Objective: For the entries that follow, state how many lines include the word "name", giving the number and nothing else.

::::::

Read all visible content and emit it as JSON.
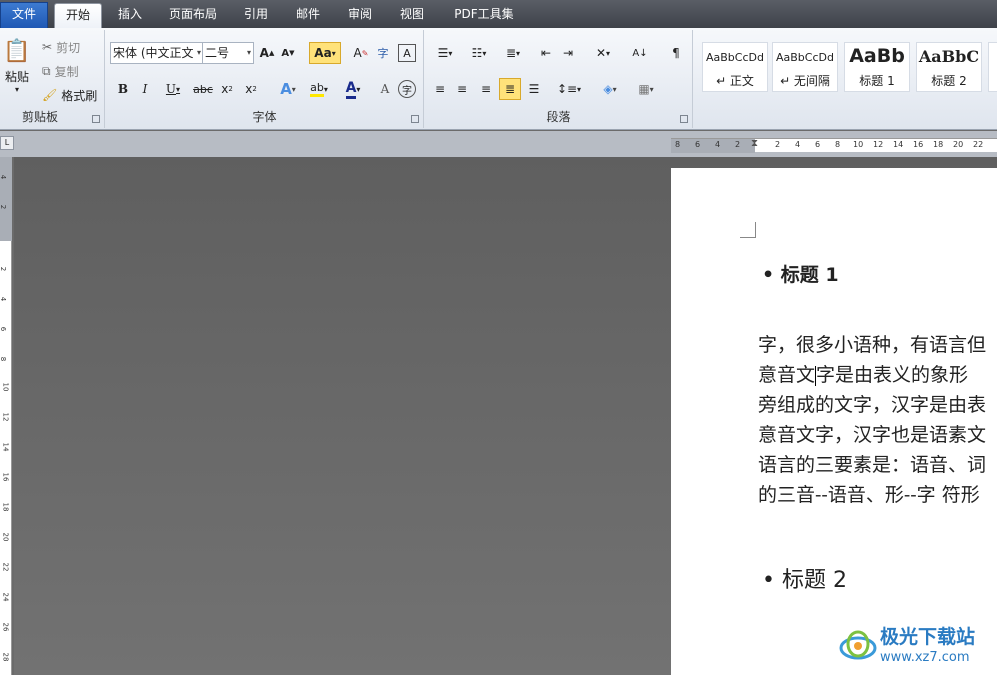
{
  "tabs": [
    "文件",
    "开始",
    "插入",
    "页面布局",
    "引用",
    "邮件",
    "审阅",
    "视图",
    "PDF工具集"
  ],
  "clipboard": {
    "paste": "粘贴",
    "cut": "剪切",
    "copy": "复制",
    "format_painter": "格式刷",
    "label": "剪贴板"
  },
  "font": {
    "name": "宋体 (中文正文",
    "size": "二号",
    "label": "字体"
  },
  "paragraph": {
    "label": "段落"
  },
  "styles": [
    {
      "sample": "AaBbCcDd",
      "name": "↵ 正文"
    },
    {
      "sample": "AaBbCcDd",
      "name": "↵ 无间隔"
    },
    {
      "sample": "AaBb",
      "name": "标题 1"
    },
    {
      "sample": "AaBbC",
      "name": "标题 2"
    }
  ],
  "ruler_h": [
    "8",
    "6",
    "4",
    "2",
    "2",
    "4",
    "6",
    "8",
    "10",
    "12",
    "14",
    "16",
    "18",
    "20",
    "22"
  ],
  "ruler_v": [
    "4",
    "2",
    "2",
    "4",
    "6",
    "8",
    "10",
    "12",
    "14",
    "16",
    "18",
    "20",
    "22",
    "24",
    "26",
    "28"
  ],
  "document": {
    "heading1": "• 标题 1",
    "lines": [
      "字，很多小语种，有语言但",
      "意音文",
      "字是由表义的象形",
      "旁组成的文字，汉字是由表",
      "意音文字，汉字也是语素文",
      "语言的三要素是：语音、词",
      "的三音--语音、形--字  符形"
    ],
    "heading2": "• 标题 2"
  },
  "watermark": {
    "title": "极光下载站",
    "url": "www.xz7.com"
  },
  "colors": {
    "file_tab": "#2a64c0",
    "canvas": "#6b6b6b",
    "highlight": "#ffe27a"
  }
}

::::::

Task response: 5